- _Given instruction_
Return the records that follow unaltered. Omit every picture.

------------

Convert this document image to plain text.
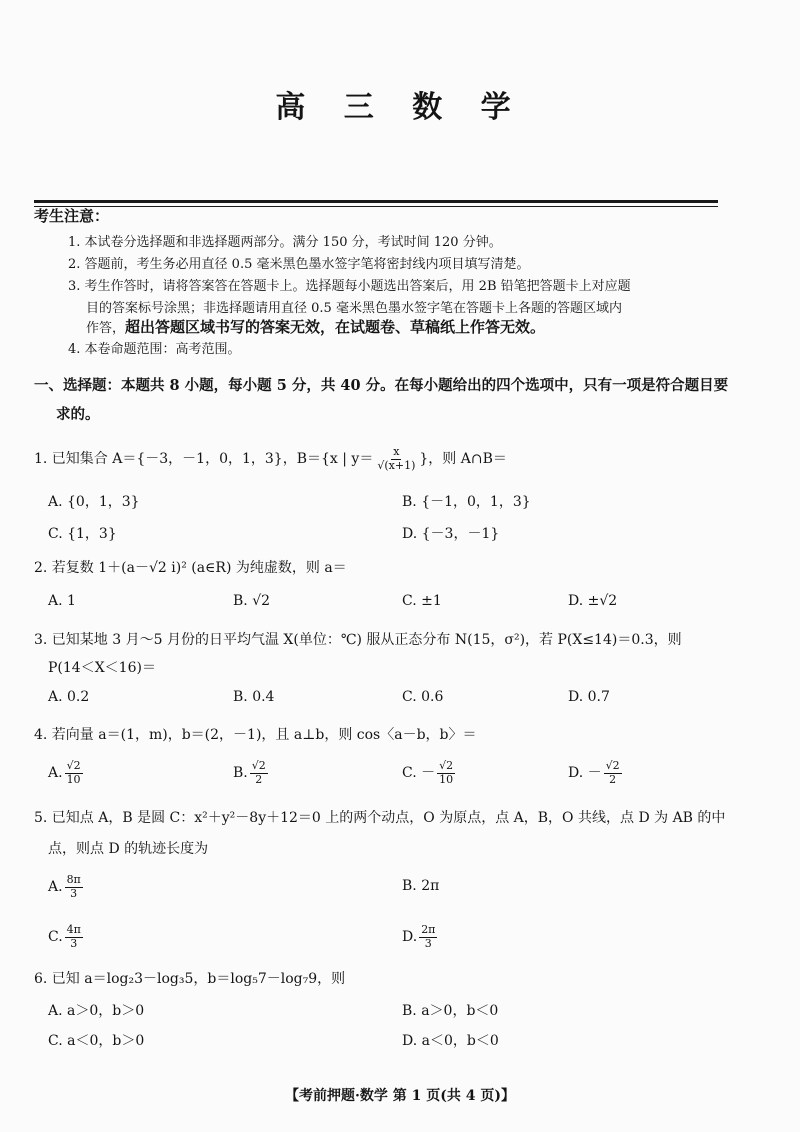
高 三 数 学
考生注意：
1. 本试卷分选择题和非选择题两部分。满分 150 分，考试时间 120 分钟。
2. 答题前，考生务必用直径 0.5 毫米黑色墨水签字笔将密封线内项目填写清楚。
3. 考生作答时，请将答案答在答题卡上。选择题每小题选出答案后，用 2B 铅笔把答题卡上对应题
目的答案标号涂黑；非选择题请用直径 0.5 毫米黑色墨水签字笔在答题卡上各题的答题区域内
作答，超出答题区域书写的答案无效，在试题卷、草稿纸上作答无效。
4. 本卷命题范围：高考范围。
一、选择题：本题共 8 小题，每小题 5 分，共 40 分。在每小题给出的四个选项中，只有一项是符合题目要
求的。
1. 已知集合 A＝{－3，－1，0，1，3}，B＝{x | $y= \frac{x}{√(x+1)}$ }，则 A∩B＝
A. {0，1，3}	B. {－1，0，1，3}
C. {1，3}	D. {－3，－1}
2. 若复数 1＋(a－√2 i)² (a∈R) 为纯虚数，则 a＝
A. 1	B. √2	C. ±1	D. ±√2
3. 已知某地 3 月～5 月份的日平均气温 X(单位：℃) 服从正态分布 N(15，σ²)，若 P(X≤14)＝0.3，则
P(14＜X＜16)＝
A. 0.2	B. 0.4	C. 0.6	D. 0.7
4. 若向量 a＝(1，m)，b＝(2，－1)，且 a⊥b，则 cos〈a－b，b〉＝
A. $\frac{√2}{10}$	B. $\frac{√2}{2}$	C. － $\frac{√2}{10}$	D. － $\frac{√2}{2}$
5. 已知点 A，B 是圆 C：x²＋y²－8y＋12＝0 上的两个动点，O 为原点，点 A，B，O 共线，点 D 为 AB 的中
点，则点 D 的轨迹长度为
A. $\frac{8\pi}{3}$	B. 2π
C. $\frac{4\pi}{3}$	D. $\frac{2\pi}{3}$
6. 已知 a＝log₂3－log₃5，b＝log₅7－log₇9，则
A. a＞0，b＞0	B. a＞0，b＜0
C. a＜0，b＞0	D. a＜0，b＜0
【考前押题·数学 第 1 页(共 4 页)】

------------

- _Reply to the task_
Convert this document image to plain text.
高 三 数 学
考生注意：
1. 本试卷分选择题和非选择题两部分。满分 150 分，考试时间 120 分钟。
2. 答题前，考生务必用直径 0.5 毫米黑色墨水签字笔将密封线内项目填写清楚。
3. 考生作答时，请将答案答在答题卡上。选择题每小题选出答案后，用 2B 铅笔把答题卡上对应题
目的答案标号涂黑；非选择题请用直径 0.5 毫米黑色墨水签字笔在答题卡上各题的答题区域内
作答，超出答题区域书写的答案无效，在试题卷、草稿纸上作答无效。
4. 本卷命题范围：高考范围。
一、选择题：本题共 8 小题，每小题 5 分，共 40 分。在每小题给出的四个选项中，只有一项是符合题目要
求的。
1. 已知集合 A＝{－3，－1，0，1，3}，B＝{x | $y= \frac{x}{√(x+1)}$ }，则 A∩B＝
A. {0，1，3}	B. {－1，0，1，3}
C. {1，3}	D. {－3，－1}
2. 若复数 1＋(a－√2 i)² (a∈R) 为纯虚数，则 a＝
A. 1	B. √2	C. ±1	D. ±√2
3. 已知某地 3 月～5 月份的日平均气温 X(单位：℃) 服从正态分布 N(15，σ²)，若 P(X≤14)＝0.3，则
P(14＜X＜16)＝
A. 0.2	B. 0.4	C. 0.6	D. 0.7
4. 若向量 a＝(1，m)，b＝(2，－1)，且 a⊥b，则 cos〈a－b，b〉＝
A. $\frac{√2}{10}$	B. $\frac{√2}{2}$	C. － $\frac{√2}{10}$	D. － $\frac{√2}{2}$
5. 已知点 A，B 是圆 C：x²＋y²－8y＋12＝0 上的两个动点，O 为原点，点 A，B，O 共线，点 D 为 AB 的中
点，则点 D 的轨迹长度为
A. $\frac{8\pi}{3}$	B. 2π
C. $\frac{4\pi}{3}$	D. $\frac{2\pi}{3}$
6. 已知 a＝log₂3－log₃5，b＝log₅7－log₇9，则
A. a＞0，b＞0	B. a＞0，b＜0
C. a＜0，b＞0	D. a＜0，b＜0
【考前押题·数学 第 1 页(共 4 页)】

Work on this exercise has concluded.